Exclude the pictures; give every entry again exactly as written.
----
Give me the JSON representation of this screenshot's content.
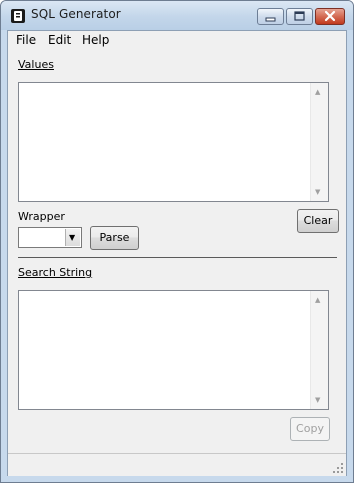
{
  "window": {
    "title": "SQL Generator"
  },
  "menu": {
    "items": [
      "File",
      "Edit",
      "Help"
    ]
  },
  "values": {
    "label": "Values"
  },
  "wrapper": {
    "label": "Wrapper",
    "selected": ""
  },
  "buttons": {
    "parse": "Parse",
    "clear": "Clear",
    "copy": "Copy"
  },
  "search": {
    "label": "Search String"
  },
  "icons": {
    "app": "app-icon",
    "minimize": "minimize-icon",
    "maximize": "maximize-icon",
    "close": "close-icon",
    "dropdown": "chevron-down-icon",
    "resize": "resize-grip-icon"
  }
}
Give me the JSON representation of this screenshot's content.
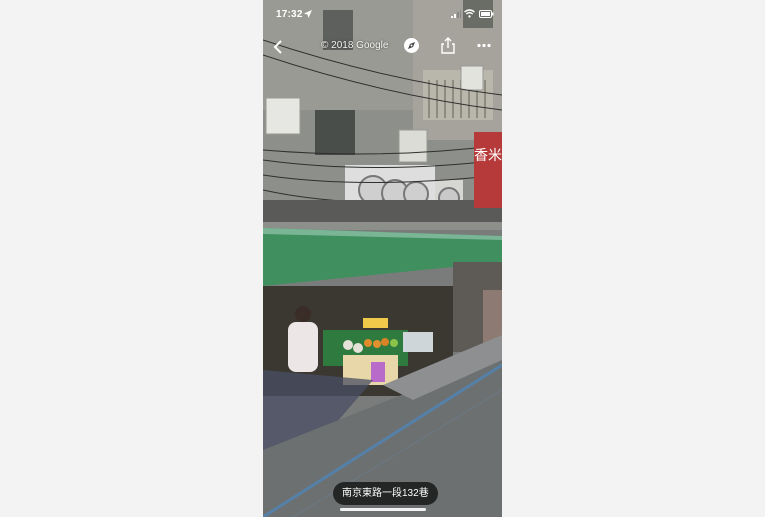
{
  "status_bar": {
    "time": "17:32",
    "location_icon": "location-arrow-icon",
    "signal_icon": "cellular-signal-icon",
    "wifi_icon": "wifi-icon",
    "battery_icon": "battery-icon"
  },
  "toolbar": {
    "back_icon": "chevron-left-icon",
    "copyright": "© 2018 Google",
    "compass_icon": "compass-icon",
    "share_icon": "share-icon",
    "more_icon": "ellipsis-icon"
  },
  "street_view": {
    "street_name": "南京東路一段132巷",
    "shop_sign": "香米"
  },
  "colors": {
    "awning": "#3f8f5f",
    "shop_sign": "#b63a3a",
    "label_bg": "#181818"
  }
}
----
- [RESULT OF THIS TASK]
Give me the JSON representation of this screenshot's content.
{
  "window": {
    "title": "SQL Generator"
  },
  "menu": {
    "items": [
      "File",
      "Edit",
      "Help"
    ]
  },
  "values": {
    "label": "Values"
  },
  "wrapper": {
    "label": "Wrapper",
    "selected": ""
  },
  "buttons": {
    "parse": "Parse",
    "clear": "Clear",
    "copy": "Copy"
  },
  "search": {
    "label": "Search String"
  },
  "icons": {
    "app": "app-icon",
    "minimize": "minimize-icon",
    "maximize": "maximize-icon",
    "close": "close-icon",
    "dropdown": "chevron-down-icon",
    "resize": "resize-grip-icon"
  }
}
Give me the JSON representation of this screenshot's content.
{
  "status_bar": {
    "time": "17:32",
    "location_icon": "location-arrow-icon",
    "signal_icon": "cellular-signal-icon",
    "wifi_icon": "wifi-icon",
    "battery_icon": "battery-icon"
  },
  "toolbar": {
    "back_icon": "chevron-left-icon",
    "copyright": "© 2018 Google",
    "compass_icon": "compass-icon",
    "share_icon": "share-icon",
    "more_icon": "ellipsis-icon"
  },
  "street_view": {
    "street_name": "南京東路一段132巷",
    "shop_sign": "香米"
  },
  "colors": {
    "awning": "#3f8f5f",
    "shop_sign": "#b63a3a",
    "label_bg": "#181818"
  }
}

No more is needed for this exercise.